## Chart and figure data
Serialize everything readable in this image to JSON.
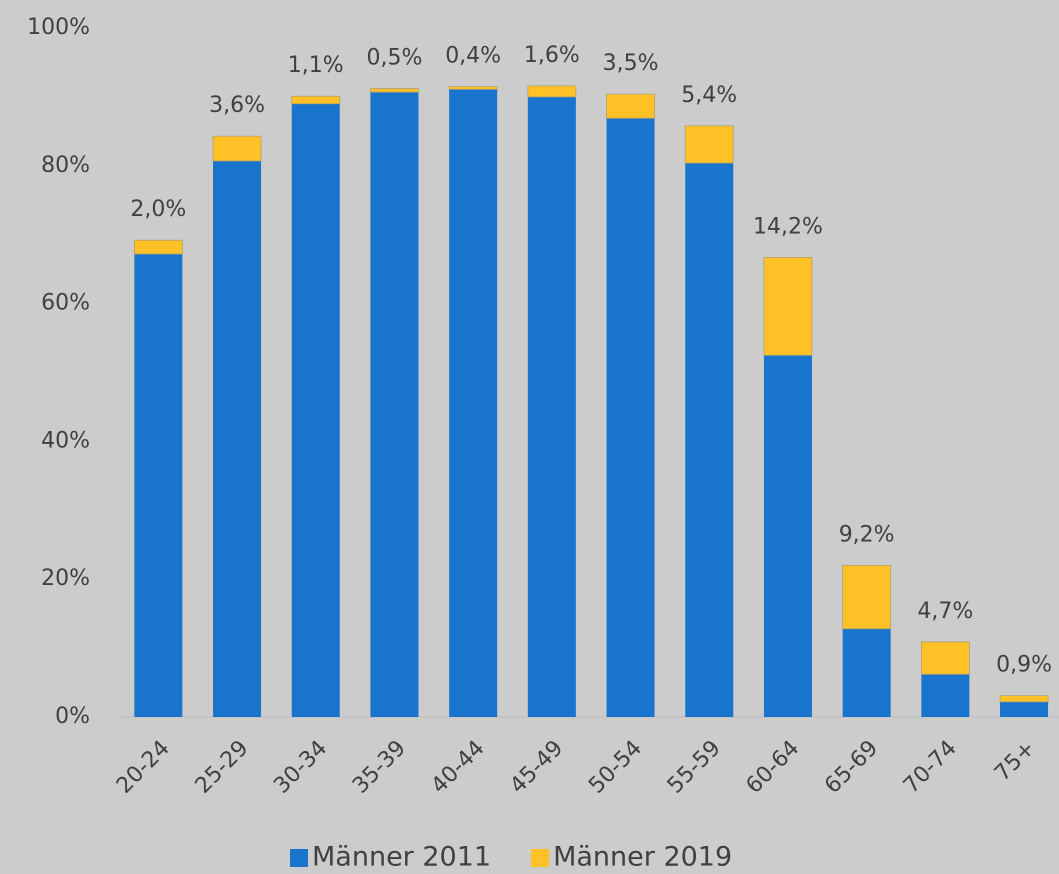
{
  "chart_data": {
    "type": "stacked_bar",
    "categories": [
      "20-24",
      "25-29",
      "30-34",
      "35-39",
      "40-44",
      "45-49",
      "50-54",
      "55-59",
      "60-64",
      "65-69",
      "70-74",
      "75+"
    ],
    "series": [
      {
        "name": "Männer 2011",
        "color": "#1874cd",
        "values": [
          67.2,
          80.7,
          89.0,
          90.7,
          91.1,
          90.0,
          86.9,
          80.4,
          52.5,
          12.8,
          6.2,
          2.2
        ]
      },
      {
        "name": "Männer 2019",
        "color": "#ffc125",
        "values": [
          2.0,
          3.6,
          1.1,
          0.5,
          0.4,
          1.6,
          3.5,
          5.4,
          14.2,
          9.2,
          4.7,
          0.9
        ],
        "value_labels": [
          "2,0%",
          "3,6%",
          "1,1%",
          "0,5%",
          "0,4%",
          "1,6%",
          "3,5%",
          "5,4%",
          "14,2%",
          "9,2%",
          "4,7%",
          "0,9%"
        ]
      }
    ],
    "ylim": [
      0,
      100
    ],
    "yticks": [
      {
        "value": 0,
        "label": "0%"
      },
      {
        "value": 20,
        "label": "20%"
      },
      {
        "value": 40,
        "label": "40%"
      },
      {
        "value": 60,
        "label": "60%"
      },
      {
        "value": 80,
        "label": "80%"
      },
      {
        "value": 100,
        "label": "100%"
      }
    ],
    "legend": "bottom"
  }
}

## Instructions for the task
Please transcribe the material above exactly as written. Leave the pictures out.

## Response to the task
Serialize everything readable in this image to JSON.
{
  "chart_data": {
    "type": "stacked_bar",
    "categories": [
      "20-24",
      "25-29",
      "30-34",
      "35-39",
      "40-44",
      "45-49",
      "50-54",
      "55-59",
      "60-64",
      "65-69",
      "70-74",
      "75+"
    ],
    "series": [
      {
        "name": "Männer 2011",
        "color": "#1874cd",
        "values": [
          67.2,
          80.7,
          89.0,
          90.7,
          91.1,
          90.0,
          86.9,
          80.4,
          52.5,
          12.8,
          6.2,
          2.2
        ]
      },
      {
        "name": "Männer 2019",
        "color": "#ffc125",
        "values": [
          2.0,
          3.6,
          1.1,
          0.5,
          0.4,
          1.6,
          3.5,
          5.4,
          14.2,
          9.2,
          4.7,
          0.9
        ],
        "value_labels": [
          "2,0%",
          "3,6%",
          "1,1%",
          "0,5%",
          "0,4%",
          "1,6%",
          "3,5%",
          "5,4%",
          "14,2%",
          "9,2%",
          "4,7%",
          "0,9%"
        ]
      }
    ],
    "ylim": [
      0,
      100
    ],
    "yticks": [
      {
        "value": 0,
        "label": "0%"
      },
      {
        "value": 20,
        "label": "20%"
      },
      {
        "value": 40,
        "label": "40%"
      },
      {
        "value": 60,
        "label": "60%"
      },
      {
        "value": 80,
        "label": "80%"
      },
      {
        "value": 100,
        "label": "100%"
      }
    ],
    "legend": "bottom"
  }
}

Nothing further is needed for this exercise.